[BEGIN SUPPLIED RECORDS]
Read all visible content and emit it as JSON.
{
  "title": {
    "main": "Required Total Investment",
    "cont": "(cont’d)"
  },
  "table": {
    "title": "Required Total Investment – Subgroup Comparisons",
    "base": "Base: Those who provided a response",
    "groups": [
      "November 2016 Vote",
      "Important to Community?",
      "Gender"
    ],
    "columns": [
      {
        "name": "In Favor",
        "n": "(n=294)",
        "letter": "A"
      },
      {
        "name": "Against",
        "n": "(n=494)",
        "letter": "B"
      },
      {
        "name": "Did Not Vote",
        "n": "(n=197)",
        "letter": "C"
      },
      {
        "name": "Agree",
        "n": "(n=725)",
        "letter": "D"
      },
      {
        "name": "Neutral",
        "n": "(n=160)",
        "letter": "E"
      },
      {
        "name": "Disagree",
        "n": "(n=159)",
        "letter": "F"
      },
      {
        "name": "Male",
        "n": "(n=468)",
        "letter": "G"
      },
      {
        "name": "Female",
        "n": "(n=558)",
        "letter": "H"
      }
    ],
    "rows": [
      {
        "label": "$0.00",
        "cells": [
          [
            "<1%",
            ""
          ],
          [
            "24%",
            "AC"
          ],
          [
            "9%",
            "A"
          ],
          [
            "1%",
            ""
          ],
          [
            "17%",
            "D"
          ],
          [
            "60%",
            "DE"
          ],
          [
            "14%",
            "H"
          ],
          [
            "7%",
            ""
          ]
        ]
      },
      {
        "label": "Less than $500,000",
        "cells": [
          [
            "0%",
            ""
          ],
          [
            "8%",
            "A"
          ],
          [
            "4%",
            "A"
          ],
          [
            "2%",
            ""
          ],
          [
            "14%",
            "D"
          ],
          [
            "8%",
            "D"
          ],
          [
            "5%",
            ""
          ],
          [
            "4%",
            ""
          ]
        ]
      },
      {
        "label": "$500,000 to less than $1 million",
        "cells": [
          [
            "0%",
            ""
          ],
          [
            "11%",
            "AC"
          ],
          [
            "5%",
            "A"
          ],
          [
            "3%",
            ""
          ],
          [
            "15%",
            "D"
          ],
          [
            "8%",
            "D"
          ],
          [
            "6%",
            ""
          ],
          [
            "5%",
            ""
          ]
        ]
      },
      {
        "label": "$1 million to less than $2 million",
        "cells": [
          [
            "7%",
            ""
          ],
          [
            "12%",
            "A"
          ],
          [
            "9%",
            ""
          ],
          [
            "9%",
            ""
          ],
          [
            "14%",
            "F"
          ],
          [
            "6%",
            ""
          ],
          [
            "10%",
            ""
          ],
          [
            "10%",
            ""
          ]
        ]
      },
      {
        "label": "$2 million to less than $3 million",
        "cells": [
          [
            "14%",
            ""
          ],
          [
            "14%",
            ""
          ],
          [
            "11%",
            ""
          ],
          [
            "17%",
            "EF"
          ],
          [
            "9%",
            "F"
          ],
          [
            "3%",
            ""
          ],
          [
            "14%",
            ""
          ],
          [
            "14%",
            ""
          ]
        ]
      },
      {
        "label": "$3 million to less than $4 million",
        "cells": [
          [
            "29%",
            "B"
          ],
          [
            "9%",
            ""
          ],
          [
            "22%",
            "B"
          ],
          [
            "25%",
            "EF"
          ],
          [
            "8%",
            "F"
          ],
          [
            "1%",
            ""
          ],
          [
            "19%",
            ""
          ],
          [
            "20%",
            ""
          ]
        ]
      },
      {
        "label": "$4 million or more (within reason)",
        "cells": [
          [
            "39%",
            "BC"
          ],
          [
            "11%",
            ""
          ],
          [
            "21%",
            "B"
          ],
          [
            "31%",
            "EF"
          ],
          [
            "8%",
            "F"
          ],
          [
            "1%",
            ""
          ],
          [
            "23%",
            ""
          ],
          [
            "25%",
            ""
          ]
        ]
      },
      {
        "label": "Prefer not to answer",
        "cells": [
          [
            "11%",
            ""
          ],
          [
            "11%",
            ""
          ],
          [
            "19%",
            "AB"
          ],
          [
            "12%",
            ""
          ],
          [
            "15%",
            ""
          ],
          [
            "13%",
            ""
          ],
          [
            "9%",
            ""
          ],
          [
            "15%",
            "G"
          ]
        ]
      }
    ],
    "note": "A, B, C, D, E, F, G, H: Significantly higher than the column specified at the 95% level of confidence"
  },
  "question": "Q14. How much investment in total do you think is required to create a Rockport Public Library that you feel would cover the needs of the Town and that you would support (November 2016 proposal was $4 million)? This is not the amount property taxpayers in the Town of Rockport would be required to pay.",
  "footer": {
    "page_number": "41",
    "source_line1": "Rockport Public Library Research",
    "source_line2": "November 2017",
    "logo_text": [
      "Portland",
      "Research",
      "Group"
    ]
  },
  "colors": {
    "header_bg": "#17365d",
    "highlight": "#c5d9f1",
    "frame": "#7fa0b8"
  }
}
[END SUPPLIED RECORDS]
SHORT EXERCISE — Extract all lines that hold the word "million".

COMPLETED TASK —
        "label": "$500,000 to less than $1 million",
        "label": "$1 million to less than $2 million",
        "label": "$2 million to less than $3 million",
        "label": "$3 million to less than $4 million",
        "label": "$4 million or more (within reason)",
  "question": "Q14. How much investment in total do you think is required to create a Rockport Public Library that you feel would cover the needs of the Town and that you would support (November 2016 proposal was $4 million)? This is not the amount property taxpayers in the Town of Rockport would be required to pay.",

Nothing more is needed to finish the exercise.